- **Page excerpt**:
(begin)

During my Basic Bible Course, I became interested in missions as I always heard about unreach people group in our country especially the tribal group. When I turned to freshman, I took up missions major because I wanted to reach out people whose in their lives never heard the Gospel yet. After I finished my study, God led me to a Church where I met native people that belong to AITA tribe in Northwest Luzon. That was a great start, a taste of what I longed for! On the other hand, God exposed me to another group of people, the Japanese young people. It was my first time I met Japanese, and they were quite a lot, a number of twenty to thirty-one young people each batch four times a year.
In the beginning, my attitude was so indifferent towards them because I learned that they are not Christians. The first thing that came up to my mind was that what was going on in there, why those Japanese non-Christians were there? Why unbelievers and not believers who are passionate in helping our orphans. In addition to this, I didn’t really like Japanese people because of what they did in World War II. A lot of Filipinos were being killed by the Japanese soldiers and many Filipinas were being raped. Plus the fact that there are a lot of Filipina entertainers today in Japan are experiencing hard time with Japanese.
But God answered me and spoke to me by means of how they behaved and how they worked along with us. As I got to work with them, I learned that they feel sorry about what Japanese soldiers did to our countrymen in World War II that’s why their organization in Japan sent them here as an act of restitution to what their countrymen did to us. As I observed them how they do their work, I learned that they are hard working people even in their young age. They are well discipline, enthusiastic, cheerful, and friendly; they love kids. As I talked with them, I learned that they are loyal and law avider. These facts gave me a second thought about them. I remember what the Bible says about the fruits of the Holy Spirit in Galatians 5:22, 23. Their characters and attitudes are somehow manifesting the fruits of the Holy Spirit, but the thing is that they are not Christians. Many of them don’t even know that there is a living God who created everything on earth and up in heaven. I also learned that many of them don’t even embrace their own religion, and more than 99% of Japanese people are not Christians and to many the Gospel is unheard.
As a response to that personal encounter with God and with them, I wrote a song for those Japanese work-campers as a token of appreciation for their hard work and raising funds for our orphans. I entitled it “MORE PRECIOUS ONE”. From then on, I started praying for them that God would send missionaries to Japan so that they may know that there is God who loves them and died on a cross and rose again from the dead in the third day that whoever believes in Him will not perish, but have eternal life.
With this encounter, I can strongly say that God loves Japanese people and He created them in His own image, too. He wants them to know Him as their personal Savior and Lord.

(end)

- **Provided data**:
(begin)

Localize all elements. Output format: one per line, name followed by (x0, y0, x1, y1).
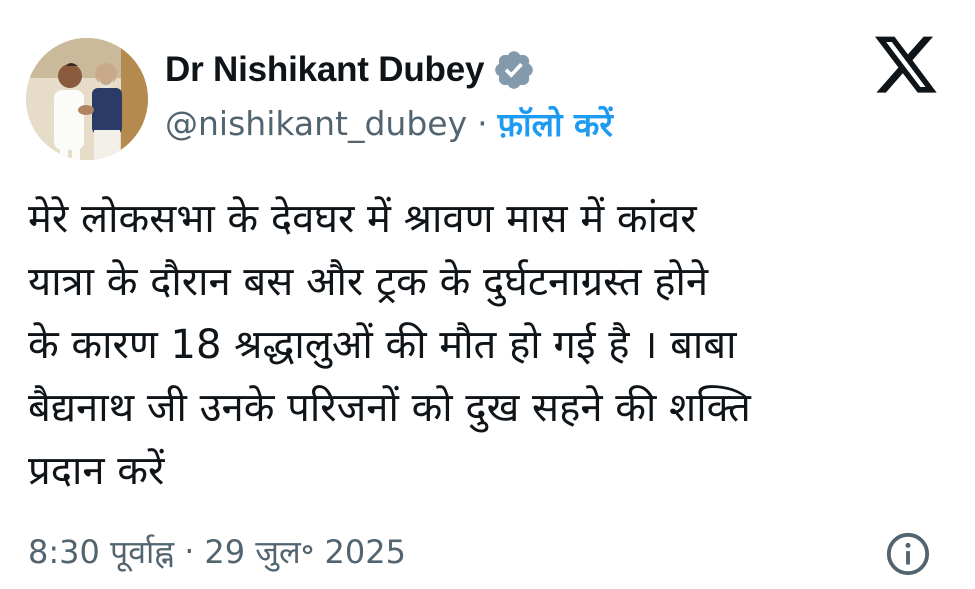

(end)

- **Problems**:
1. From the missions account, set down word for word the passage that begins at the words "With this encounter, I" and stops after the words "Savior and Lord.".
2. Answer these from the missions account:
(a) To which tribe did the native people at the church belong?
(b) How many young people came in each batch, and how many times a year?
(c) What title did the writer give the song for the work-campers?
3. Does each statement agree with the missions account? Answer yes or no, and quote the words that decide it.
(a) The writer took up a missions major as a freshman.
(b) The writer felt warmly toward the Japanese young people from the start.
(c) Fewer than half of Japanese people are not Christians.
The material has no connection to the missions account.

- **Results for each task**:
1.
With this encounter, I can strongly say that God loves Japanese people and He created them in His own image, too. He wants them to know Him as their personal Savior and Lord.

2.
(a) The AITA tribe, in Northwest Luzon.
(b) Twenty to thirty-one young people per batch, four times a year.
(c) "MORE PRECIOUS ONE".

3.
(a) Yes: "When I turned to freshman, I took up missions major"
(b) No: "In the beginning, my attitude was so indifferent towards them"
(c) No: "more than 99% of Japanese people are not Christians"